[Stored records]
<<<<

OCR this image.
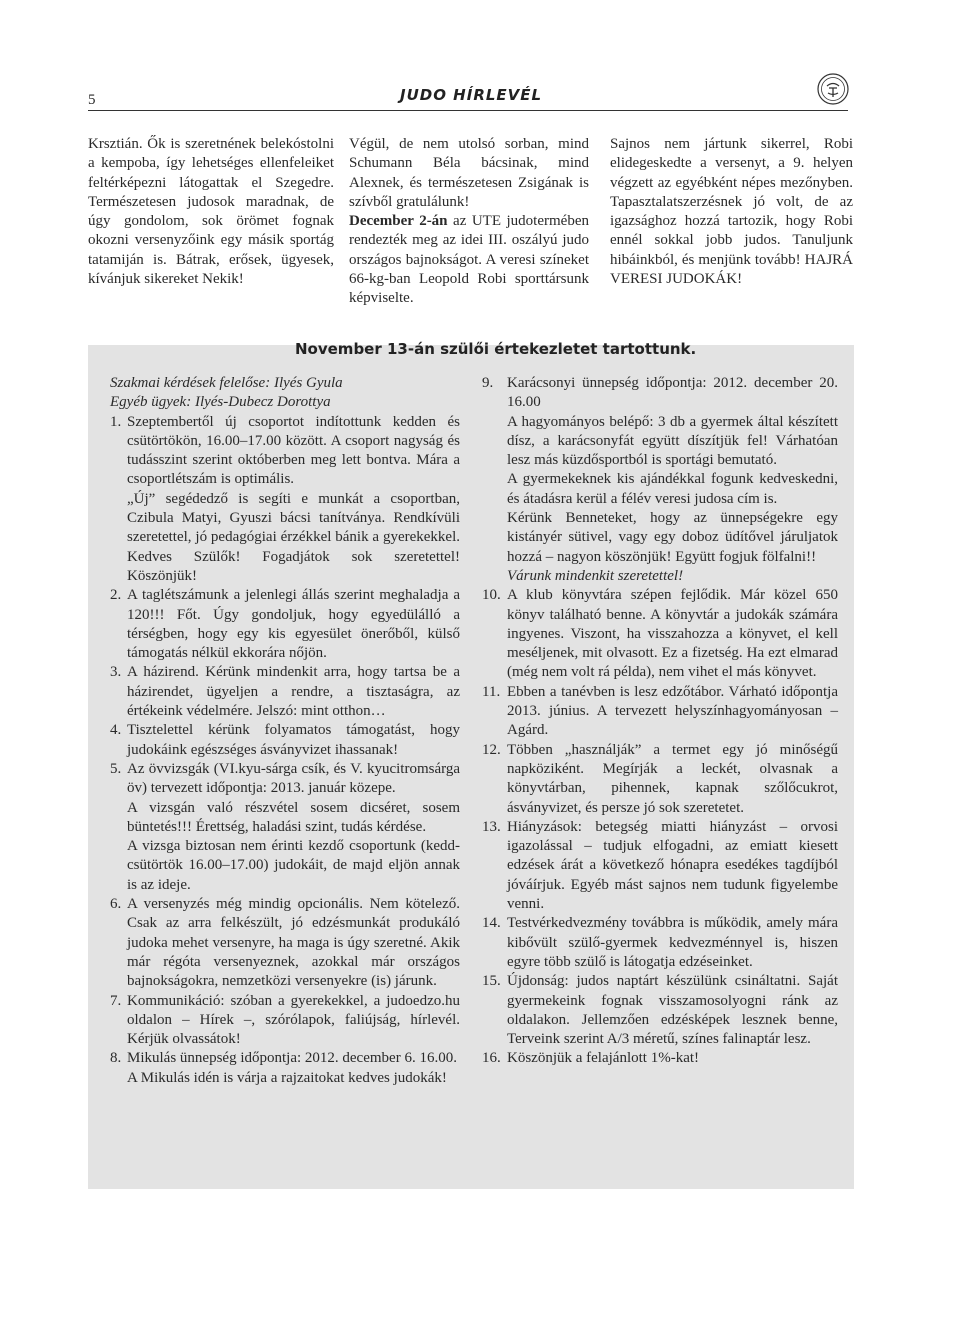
5	JUDO HÍRLEVÉL

Krsztián. Ők is szeretnének belekóstolni a kempoba, így lehetséges ellenfeleiket feltérképezni látogattak el Szegedre. Természetesen judosok maradnak, de úgy gondolom, sok örömet fognak okozni versenyzőink egy másik sportág tatamiján is. Bátrak, erősek, ügyesek, kívánjuk sikereket Nekik!

Végül, de nem utolsó sorban, mind Schumann Béla bácsinak, mind Alexnek, és természetesen Zsigának is szívből gratulálunk!

December 2-án az UTE judotermében rendezték meg az idei III. oszályú judo országos bajnokságot. A veresi színeket 66-kg-ban Leopold Robi sporttársunk képviselte.

Sajnos nem jártunk sikerrel, Robi elidegeskedte a versenyt, a 9. helyen végzett az egyébként népes mezőnyben. Tapasztalatszerzésnek jó volt, de az igazsághoz hozzá tartozik, hogy Robi ennél sokkal jobb judos. Tanuljunk hibáinkból, és menjünk tovább! HAJRÁ VERESI JUDOKÁK!

November 13-án szülői értekezletet tartottunk.
Szakmai kérdések felelőse: Ilyés Gyula
Egyéb ügyek: Ilyés-Dubecz Dorottya
1. Szeptembertől új csoportot indítottunk kedden és csütörtökön, 16.00–17.00 között. A csoport nagyság és tudásszint szerint októberben meg lett bontva. Mára a csoportlétszám is optimális.

„Új” segédedző is segíti e munkát a csoportban, Czibula Matyi, Gyuszi bácsi tanítványa. Rendkívüli szeretettel, jó pedagógiai érzékkel bánik a gyerekekkel. Kedves Szülők! Fogadjátok sok szeretettel! Köszönjük!

2. A taglétszámunk a jelenlegi állás szerint meghaladja a 120!!! Főt. Úgy gondoljuk, hogy egyedülálló a térségben, hogy egy kis egyesület önerőből, külső támogatás nélkül ekkorára nőjön.

3. A házirend. Kérünk mindenkit arra, hogy tartsa be a házirendet, ügyeljen a rendre, a tisztaságra, az értékeink védelmére. Jelszó: mint otthon…

4. Tisztelettel kérünk folyamatos támogatást, hogy judokáink egészséges ásványvizet ihassanak!

5. Az övvizsgák (VI.kyu-sárga csík, és V. kyucitromsárga öv) tervezett időpontja: 2013. január közepe.

A vizsgán való részvétel sosem dicséret, sosem büntetés!!! Érettség, haladási szint, tudás kérdése.

A vizsga biztosan nem érinti kezdő csoportunk (kedd-csütörtök 16.00–17.00) judokáit, de majd eljön annak is az ideje.

6. A versenyzés még mindig opcionális. Nem kötelező. Csak az arra felkészült, jó edzésmunkát produkáló judoka mehet versenyre, ha maga is úgy szeretné. Akik már régóta versenyeznek, azokkal már országos bajnokságokra, nemzetközi versenyekre (is) járunk.

7. Kommunikáció: szóban a gyerekekkel, a judoedzo.hu oldalon – Hírek –, szórólapok, faliújság, hírlevél. Kérjük olvassátok!

8. Mikulás ünnepség időpontja: 2012. december 6. 16.00.

A Mikulás idén is várja a rajzaitokat kedves judokák!

9. Karácsonyi ünnepség időpontja: 2012. december 20. 16.00

A hagyományos belépő: 3 db a gyermek által készített dísz, a karácsonyfát együtt díszítjük fel! Várhatóan lesz más küzdősportból is sportági bemutató.

A gyermekeknek kis ajándékkal fogunk kedveskedni, és átadásra kerül a félév veresi judosa cím is.

Kérünk Benneteket, hogy az ünnepségekre egy kistányér sütivel, vagy egy doboz üdítővel járuljatok hozzá – nagyon köszönjük! Együtt fogjuk fölfalni!!

Várunk mindenkit szeretettel!

10. A klub könyvtára szépen fejlődik. Már közel 650 könyv található benne. A könyvtár a judokák számára ingyenes. Viszont, ha visszahozza a könyvet, el kell meséljenek, mit olvasott. Ez a fizetség. Ha ezt elmarad (még nem volt rá példa), nem vihet el más könyvet.

11. Ebben a tanévben is lesz edzőtábor. Várható időpontja 2013. június. A tervezett helyszínhagyományosan – Agárd.

12. Többen „használják” a termet egy jó minőségű napköziként. Megírják a leckét, olvasnak a könyvtárban, pihennek, kapnak szőlőcukrot, ásványvizet, és persze jó sok szeretetet.

13. Hiányzások: betegség miatti hiányzást – orvosi igazolással – tudjuk elfogadni, az emiatt kiesett edzések árát a következő hónapra esedékes tagdíjból jóváírjuk. Egyéb mást sajnos nem tudunk figyelembe venni.

14. Testvérkedvezmény továbbra is működik, amely mára kibővült szülő-gyermek kedvezménnyel is, hiszen egyre több szülő is látogatja edzéseinket.

15. Újdonság: judos naptárt készülünk csináltatni. Saját gyermekeink fognak visszamosolyogni ránk az oldalakon. Jellemzően edzésképek lesznek benne, Terveink szerint A/3 méretű, színes falinaptár lesz.

16. Köszönjük a felajánlott 1%-kat!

>>>>

Aim:
Print all of the entries word for word. Omit the pictures they contain.

Result of the exercise:
OCR this image.
5	JUDO HÍRLEVÉL

Krsztián. Ők is szeretnének belekóstolni a kempoba, így lehetséges ellenfeleiket feltérképezni látogattak el Szegedre. Természetesen judosok maradnak, de úgy gondolom, sok örömet fognak okozni versenyzőink egy másik sportág tatamiján is. Bátrak, erősek, ügyesek, kívánjuk sikereket Nekik!

Végül, de nem utolsó sorban, mind Schumann Béla bácsinak, mind Alexnek, és természetesen Zsigának is szívből gratulálunk!

December 2-án az UTE judotermében rendezték meg az idei III. oszályú judo országos bajnokságot. A veresi színeket 66-kg-ban Leopold Robi sporttársunk képviselte.

Sajnos nem jártunk sikerrel, Robi elidegeskedte a versenyt, a 9. helyen végzett az egyébként népes mezőnyben. Tapasztalatszerzésnek jó volt, de az igazsághoz hozzá tartozik, hogy Robi ennél sokkal jobb judos. Tanuljunk hibáinkból, és menjünk tovább! HAJRÁ VERESI JUDOKÁK!

November 13-án szülői értekezletet tartottunk.
Szakmai kérdések felelőse: Ilyés Gyula
Egyéb ügyek: Ilyés-Dubecz Dorottya
1. Szeptembertől új csoportot indítottunk kedden és csütörtökön, 16.00–17.00 között. A csoport nagyság és tudásszint szerint októberben meg lett bontva. Mára a csoportlétszám is optimális.

„Új” segédedző is segíti e munkát a csoportban, Czibula Matyi, Gyuszi bácsi tanítványa. Rendkívüli szeretettel, jó pedagógiai érzékkel bánik a gyerekekkel. Kedves Szülők! Fogadjátok sok szeretettel! Köszönjük!

2. A taglétszámunk a jelenlegi állás szerint meghaladja a 120!!! Főt. Úgy gondoljuk, hogy egyedülálló a térségben, hogy egy kis egyesület önerőből, külső támogatás nélkül ekkorára nőjön.

3. A házirend. Kérünk mindenkit arra, hogy tartsa be a házirendet, ügyeljen a rendre, a tisztaságra, az értékeink védelmére. Jelszó: mint otthon…

4. Tisztelettel kérünk folyamatos támogatást, hogy judokáink egészséges ásványvizet ihassanak!

5. Az övvizsgák (VI.kyu-sárga csík, és V. kyucitromsárga öv) tervezett időpontja: 2013. január közepe.

A vizsgán való részvétel sosem dicséret, sosem büntetés!!! Érettség, haladási szint, tudás kérdése.

A vizsga biztosan nem érinti kezdő csoportunk (kedd-csütörtök 16.00–17.00) judokáit, de majd eljön annak is az ideje.

6. A versenyzés még mindig opcionális. Nem kötelező. Csak az arra felkészült, jó edzésmunkát produkáló judoka mehet versenyre, ha maga is úgy szeretné. Akik már régóta versenyeznek, azokkal már országos bajnokságokra, nemzetközi versenyekre (is) járunk.

7. Kommunikáció: szóban a gyerekekkel, a judoedzo.hu oldalon – Hírek –, szórólapok, faliújság, hírlevél. Kérjük olvassátok!

8. Mikulás ünnepség időpontja: 2012. december 6. 16.00.

A Mikulás idén is várja a rajzaitokat kedves judokák!

9. Karácsonyi ünnepség időpontja: 2012. december 20. 16.00

A hagyományos belépő: 3 db a gyermek által készített dísz, a karácsonyfát együtt díszítjük fel! Várhatóan lesz más küzdősportból is sportági bemutató.

A gyermekeknek kis ajándékkal fogunk kedveskedni, és átadásra kerül a félév veresi judosa cím is.

Kérünk Benneteket, hogy az ünnepségekre egy kistányér sütivel, vagy egy doboz üdítővel járuljatok hozzá – nagyon köszönjük! Együtt fogjuk fölfalni!!

Várunk mindenkit szeretettel!

10. A klub könyvtára szépen fejlődik. Már közel 650 könyv található benne. A könyvtár a judokák számára ingyenes. Viszont, ha visszahozza a könyvet, el kell meséljenek, mit olvasott. Ez a fizetség. Ha ezt elmarad (még nem volt rá példa), nem vihet el más könyvet.

11. Ebben a tanévben is lesz edzőtábor. Várható időpontja 2013. június. A tervezett helyszínhagyományosan – Agárd.

12. Többen „használják” a termet egy jó minőségű napköziként. Megírják a leckét, olvasnak a könyvtárban, pihennek, kapnak szőlőcukrot, ásványvizet, és persze jó sok szeretetet.

13. Hiányzások: betegség miatti hiányzást – orvosi igazolással – tudjuk elfogadni, az emiatt kiesett edzések árát a következő hónapra esedékes tagdíjból jóváírjuk. Egyéb mást sajnos nem tudunk figyelembe venni.

14. Testvérkedvezmény továbbra is működik, amely mára kibővült szülő-gyermek kedvezménnyel is, hiszen egyre több szülő is látogatja edzéseinket.

15. Újdonság: judos naptárt készülünk csináltatni. Saját gyermekeink fognak visszamosolyogni ránk az oldalakon. Jellemzően edzésképek lesznek benne, Terveink szerint A/3 méretű, színes falinaptár lesz.

16. Köszönjük a felajánlott 1%-kat!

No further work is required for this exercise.